O que fazer: Por favor, imprima sem nenhuma alteração o trecho que começa na linha que contém "y-tick-label: 17 — [78, 248, 94, 260]" e termina na última linha, incluindo as duas.

Linhas fornecidas:
-- -- --

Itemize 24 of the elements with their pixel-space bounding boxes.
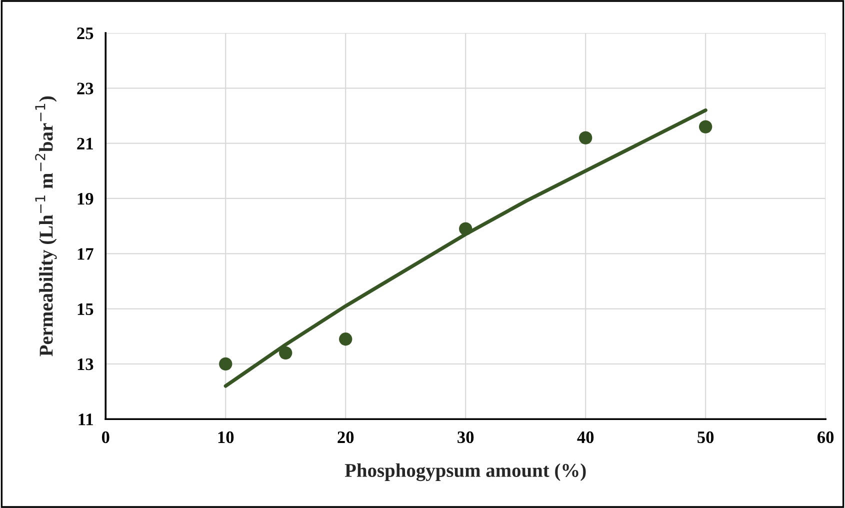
y-tick-label: 17 — [78, 248, 94, 260]
line-series — [224, 108, 708, 388]
x-tick-label: 60 — [817, 431, 834, 444]
x-tick-label: 0 — [102, 431, 110, 444]
y-tick-label: 15 — [78, 303, 94, 315]
y-tick-label: 21 — [77, 138, 93, 150]
point — [279, 346, 292, 360]
point — [578, 131, 592, 144]
x-axis-title: Phosphogypsum amount (%) — [344, 463, 586, 482]
y-tick-label: 23 — [77, 82, 94, 94]
point — [459, 222, 472, 236]
y-tick-label: 19 — [78, 193, 94, 205]
x-tick-label: 10 — [218, 431, 234, 444]
y-tick-label: 25 — [77, 28, 94, 40]
point — [339, 332, 352, 346]
x-tick-label: 40 — [577, 431, 594, 444]
point — [698, 120, 712, 134]
y-axis-title: Permeability (Lh$^{−1}$ m$^{−2}$bar$^{−1}$) — [35, 96, 57, 356]
y-tick-label: 11 — [78, 414, 93, 426]
point — [219, 357, 232, 371]
x-tick-label: 30 — [458, 431, 474, 444]
y-tick-label: 13 — [78, 358, 94, 370]
x-tick-label: 20 — [338, 431, 354, 444]
x-tick-label: 50 — [698, 431, 714, 444]
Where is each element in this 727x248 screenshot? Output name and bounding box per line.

-- -- --

Solução do exercício:
y-tick-label: 17 — [78, 248, 94, 260]
line-series — [224, 108, 708, 388]
x-tick-label: 60 — [817, 431, 834, 444]
x-tick-label: 0 — [102, 431, 110, 444]
y-tick-label: 15 — [78, 303, 94, 315]
y-tick-label: 21 — [77, 138, 93, 150]
point — [279, 346, 292, 360]
point — [578, 131, 592, 144]
x-axis-title: Phosphogypsum amount (%) — [344, 463, 586, 482]
y-tick-label: 23 — [77, 82, 94, 94]
point — [459, 222, 472, 236]
y-tick-label: 19 — [78, 193, 94, 205]
x-tick-label: 10 — [218, 431, 234, 444]
y-tick-label: 25 — [77, 28, 94, 40]
point — [339, 332, 352, 346]
x-tick-label: 40 — [577, 431, 594, 444]
point — [698, 120, 712, 134]
y-axis-title: Permeability (Lh$^{−1}$ m$^{−2}$bar$^{−1}$) — [35, 96, 57, 356]
y-tick-label: 11 — [78, 414, 93, 426]
point — [219, 357, 232, 371]
x-tick-label: 30 — [458, 431, 474, 444]
y-tick-label: 13 — [78, 358, 94, 370]
x-tick-label: 20 — [338, 431, 354, 444]
x-tick-label: 50 — [698, 431, 714, 444]
Where is each element in this 727x248 screenshot? Output name and bounding box per line.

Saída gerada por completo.